WHAT TO WORK ON: Select every line holding the word "Статьи" and copy it.

ROWS:

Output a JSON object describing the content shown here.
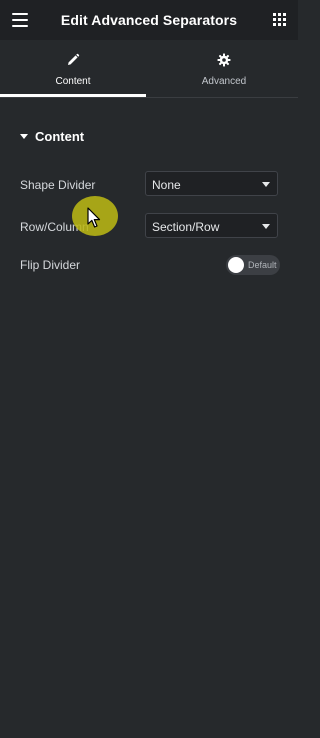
{
  "header": {
    "title": "Edit Advanced Separators",
    "menu_icon": "hamburger-icon",
    "apps_icon": "grid-icon"
  },
  "tabs": [
    {
      "label": "Content",
      "icon": "pencil-icon",
      "active": true
    },
    {
      "label": "Advanced",
      "icon": "gear-icon",
      "active": false
    }
  ],
  "section": {
    "title": "Content",
    "expanded": true
  },
  "controls": {
    "shape_divider": {
      "label": "Shape Divider",
      "value": "None"
    },
    "row_column": {
      "label": "Row/Column",
      "value": "Section/Row"
    },
    "flip_divider": {
      "label": "Flip Divider",
      "toggle_text": "Default",
      "on": false
    }
  },
  "colors": {
    "header_bg": "#1f2124",
    "panel_bg": "#26292c",
    "cursor_highlight": "#bab614"
  }
}
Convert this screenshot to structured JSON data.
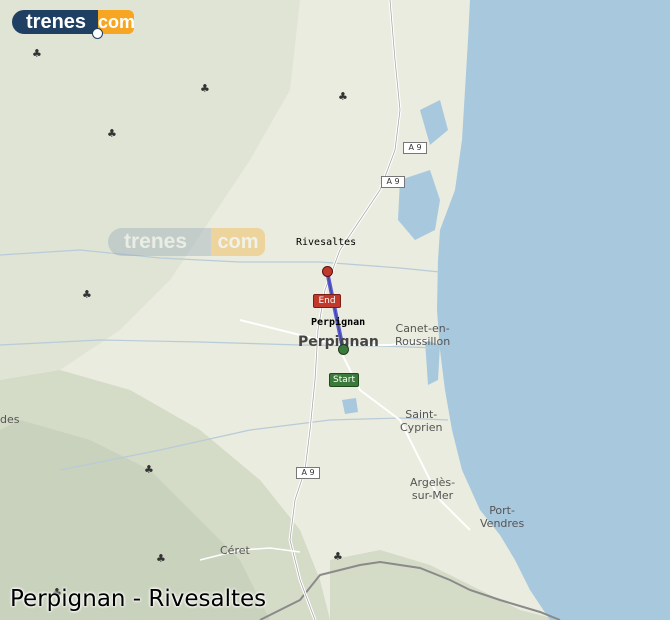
{
  "logo": {
    "left_text": "trenes",
    "right_text": "com"
  },
  "watermark": {
    "left_text": "trenes",
    "right_text": "com"
  },
  "route": {
    "title": "Perpignan - Rivesaltes",
    "origin": "Perpignan",
    "destination": "Rivesaltes",
    "start_label": "Start",
    "end_label": "End",
    "start_color": "#3c7a3c",
    "end_color": "#c0392b",
    "line_color": "#5b5bd6"
  },
  "map_labels": {
    "perpignan_city": "Perpignan",
    "canet": [
      "Canet-en-",
      "Roussillon"
    ],
    "saint_cyprien": [
      "Saint-",
      "Cyprien"
    ],
    "argeles": [
      "Argelès-",
      "sur-Mer"
    ],
    "port_vendres": [
      "Port-",
      "Vendres"
    ],
    "ceret": "Céret",
    "edge_des": "des"
  },
  "roads": [
    "A 9",
    "A 9",
    "A 9"
  ],
  "colors": {
    "sea": "#a8c8de",
    "land": "#e9ecde",
    "relief": "#cfd7c3",
    "road": "#ffffff"
  }
}
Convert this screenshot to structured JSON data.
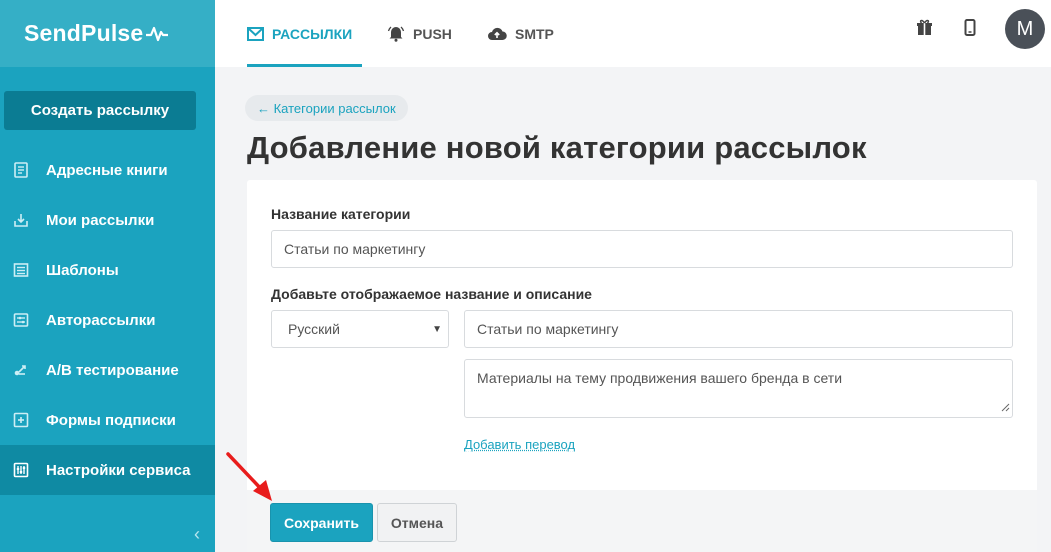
{
  "brand": {
    "name": "SendPulse"
  },
  "colors": {
    "accent": "#1ba3bf",
    "sidebar": "#1ba3bf",
    "sidebar_dark": "#0b7c93",
    "annotation": "#e81c1c"
  },
  "sidebar": {
    "create_button": "Создать рассылку",
    "items": [
      {
        "label": "Адресные книги",
        "icon": "address-book-icon"
      },
      {
        "label": "Мои рассылки",
        "icon": "mailings-icon"
      },
      {
        "label": "Шаблоны",
        "icon": "templates-icon"
      },
      {
        "label": "Авторассылки",
        "icon": "automation-icon"
      },
      {
        "label": "A/B тестирование",
        "icon": "ab-test-icon"
      },
      {
        "label": "Формы подписки",
        "icon": "subscription-form-icon"
      },
      {
        "label": "Настройки сервиса",
        "icon": "settings-sliders-icon",
        "active": true
      }
    ]
  },
  "topbar": {
    "tabs": [
      {
        "label": "РАССЫЛКИ",
        "icon": "envelope-icon",
        "active": true
      },
      {
        "label": "PUSH",
        "icon": "bell-icon"
      },
      {
        "label": "SMTP",
        "icon": "cloud-upload-icon"
      }
    ],
    "avatar_letter": "M"
  },
  "page": {
    "back_link": "← Категории рассылок",
    "title": "Добавление новой категории рассылок"
  },
  "form": {
    "category_name_label": "Название категории",
    "category_name_value": "Статьи по маркетингу",
    "display_label": "Добавьте отображаемое название и описание",
    "language_selected": "Русский",
    "display_name_value": "Статьи по маркетингу",
    "description_value": "Материалы на тему продвижения вашего бренда в сети",
    "add_translation": "Добавить перевод",
    "save_label": "Сохранить",
    "cancel_label": "Отмена"
  }
}
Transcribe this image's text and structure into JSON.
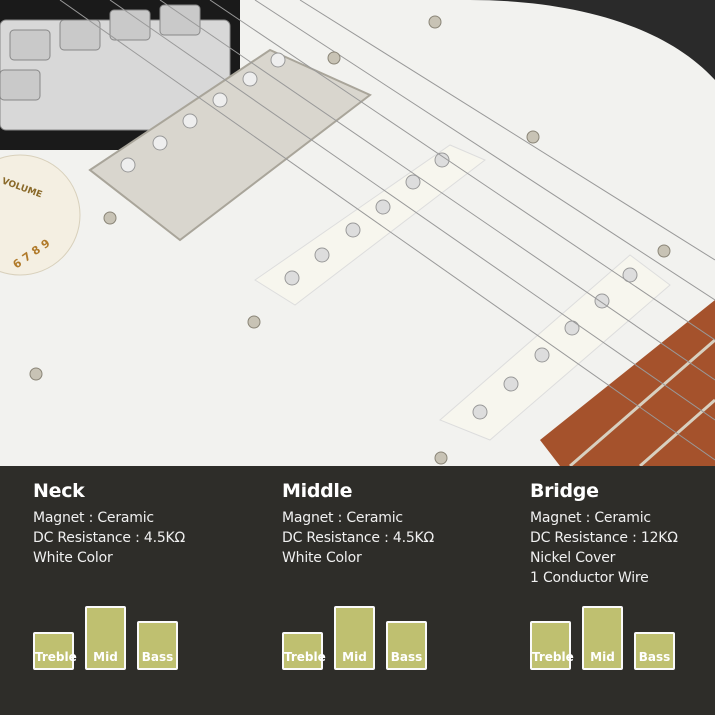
{
  "colors": {
    "panel_bg": "#2e2d29",
    "bar_fill": "#bfc070",
    "bar_border": "#fafafa",
    "pickguard": "#f2f2ef",
    "body": "#2a2a2a",
    "fretboard": "#a5522c"
  },
  "photo": {
    "knob_text": "VOLUME",
    "knob_numbers": "6 7 8 9"
  },
  "pickups": [
    {
      "name": "Neck",
      "specs": [
        "Magnet : Ceramic",
        "DC Resistance : 4.5KΩ",
        "White Color"
      ],
      "tone": [
        {
          "label": "Treble",
          "level": 0.6
        },
        {
          "label": "Mid",
          "level": 1.0
        },
        {
          "label": "Bass",
          "level": 0.77
        }
      ]
    },
    {
      "name": "Middle",
      "specs": [
        "Magnet : Ceramic",
        "DC Resistance : 4.5KΩ",
        "White Color"
      ],
      "tone": [
        {
          "label": "Treble",
          "level": 0.6
        },
        {
          "label": "Mid",
          "level": 1.0
        },
        {
          "label": "Bass",
          "level": 0.77
        }
      ]
    },
    {
      "name": "Bridge",
      "specs": [
        "Magnet : Ceramic",
        "DC Resistance : 12KΩ",
        "Nickel Cover",
        "1 Conductor Wire"
      ],
      "tone": [
        {
          "label": "Treble",
          "level": 0.77
        },
        {
          "label": "Mid",
          "level": 1.0
        },
        {
          "label": "Bass",
          "level": 0.6
        }
      ]
    }
  ]
}
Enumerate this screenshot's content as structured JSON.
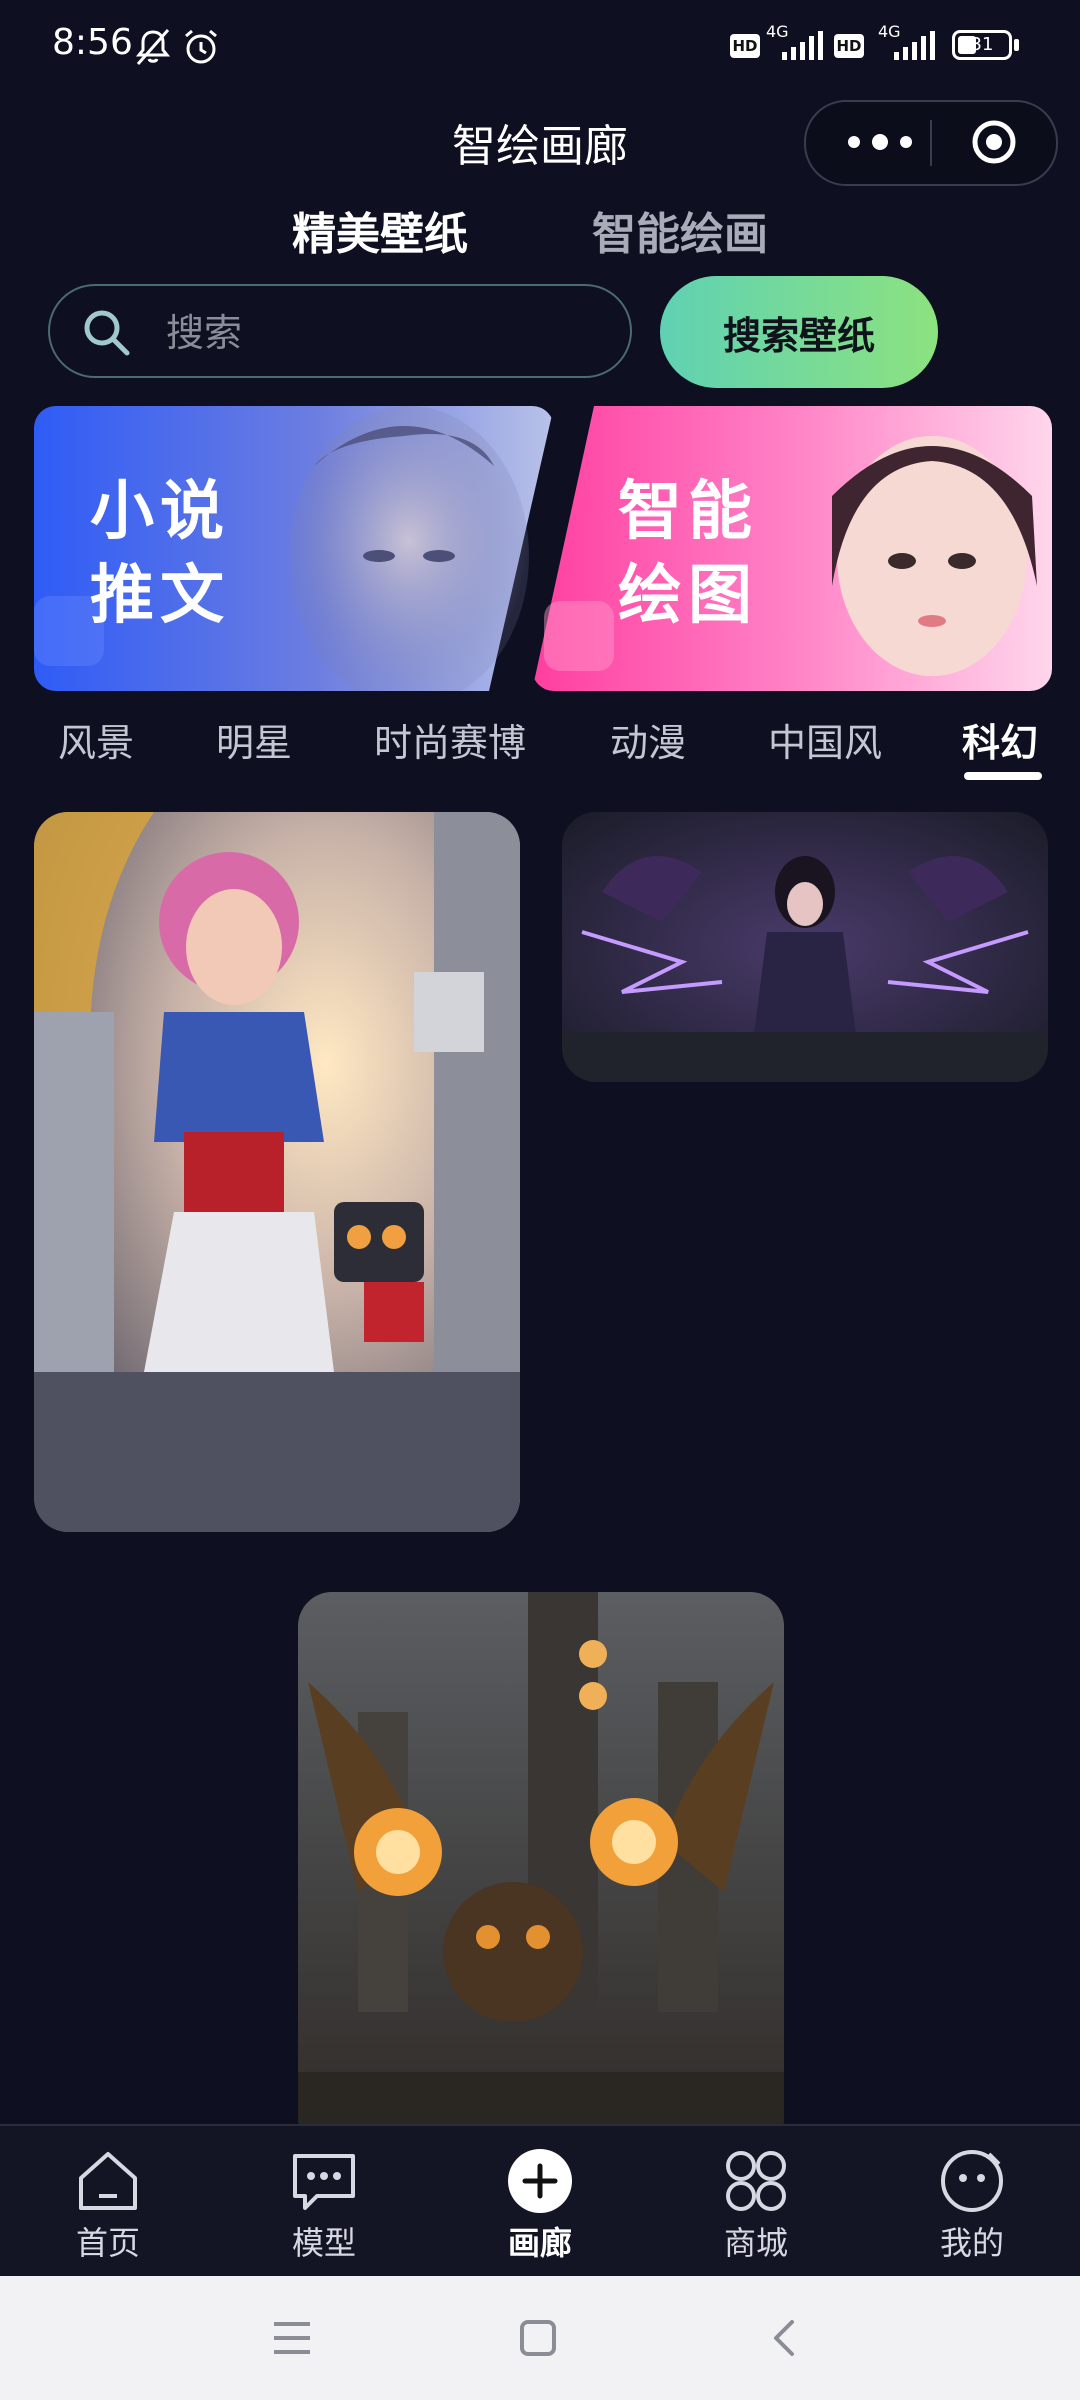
{
  "status_bar": {
    "time": "8:56",
    "hd1": "HD",
    "net1": "4G",
    "hd2": "HD",
    "net2": "4G",
    "battery": "31"
  },
  "header": {
    "title": "智绘画廊"
  },
  "segments": [
    {
      "label": "精美壁纸",
      "active": true
    },
    {
      "label": "智能绘画",
      "active": false
    }
  ],
  "search": {
    "placeholder": "搜索",
    "value": "",
    "button_label": "搜索壁纸"
  },
  "banners": [
    {
      "line1": "小说",
      "line2": "推文"
    },
    {
      "line1": "智能",
      "line2": "绘图"
    }
  ],
  "categories": [
    {
      "label": "风景",
      "active": false
    },
    {
      "label": "明星",
      "active": false
    },
    {
      "label": "时尚赛博",
      "active": false
    },
    {
      "label": "动漫",
      "active": false
    },
    {
      "label": "中国风",
      "active": false
    },
    {
      "label": "科幻",
      "active": true
    }
  ],
  "bottom_nav": [
    {
      "label": "首页",
      "icon": "home-icon"
    },
    {
      "label": "模型",
      "icon": "chat-bubble-icon"
    },
    {
      "label": "画廊",
      "icon": "plus-circle-icon",
      "active": true
    },
    {
      "label": "商城",
      "icon": "grid-icon"
    },
    {
      "label": "我的",
      "icon": "smiley-icon"
    }
  ],
  "colors": {
    "background": "#0e0f20",
    "accent_green": "#8ce27f",
    "accent_teal": "#5fd1b3"
  }
}
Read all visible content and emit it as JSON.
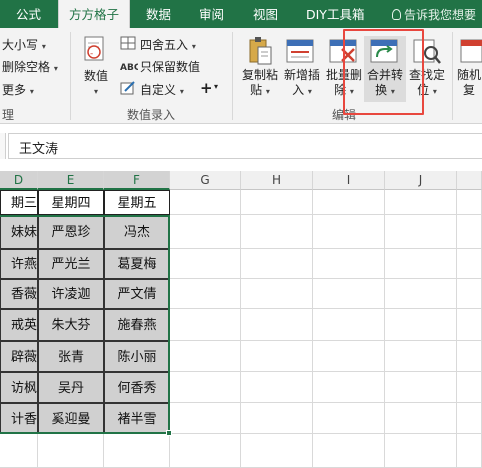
{
  "tabs": [
    {
      "label": "公式",
      "active": false
    },
    {
      "label": "方方格子",
      "active": true
    },
    {
      "label": "数据",
      "active": false
    },
    {
      "label": "审阅",
      "active": false
    },
    {
      "label": "视图",
      "active": false
    },
    {
      "label": "DIY工具箱",
      "active": false
    }
  ],
  "tell_me": "告诉我您想要",
  "ribbon": {
    "left_group": {
      "item1": "大小写",
      "item2": "删除空格",
      "item3": "更多",
      "label": "理"
    },
    "number_group": {
      "big_label": "数值",
      "small1": "四舍五入",
      "small2": "只保留数值",
      "small3": "自定义",
      "plus": "+",
      "label": "数值录入"
    },
    "edit_group": {
      "copy_paste": [
        "复制粘",
        "贴"
      ],
      "add_insert": [
        "新增插",
        "入"
      ],
      "batch_delete": [
        "批量删",
        "除"
      ],
      "merge_convert": [
        "合并转",
        "换"
      ],
      "find_locate": [
        "查找定",
        "位"
      ],
      "label": "编辑"
    },
    "random": [
      "随机",
      "复"
    ]
  },
  "formula_bar": {
    "value": "王文涛"
  },
  "columns": [
    "D",
    "E",
    "F",
    "G",
    "H",
    "I",
    "J"
  ],
  "header_row": [
    "期三",
    "星期四",
    "星期五"
  ],
  "data_rows": [
    [
      "妹妹",
      "严恩珍",
      "冯杰"
    ],
    [
      "许燕",
      "严光兰",
      "葛夏梅"
    ],
    [
      "香薇",
      "许凌迦",
      "严文倩"
    ],
    [
      "戒英",
      "朱大芬",
      "施春燕"
    ],
    [
      "辟薇",
      "张青",
      "陈小丽"
    ],
    [
      "访枫",
      "吴丹",
      "何香秀"
    ],
    [
      "计香",
      "奚迎曼",
      "褚半雪"
    ]
  ]
}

RESULT OF THIS EXERCISE:
    "category_name_value": "Статьи по маркетингу",
    "display_name_value": "Статьи по маркетингу",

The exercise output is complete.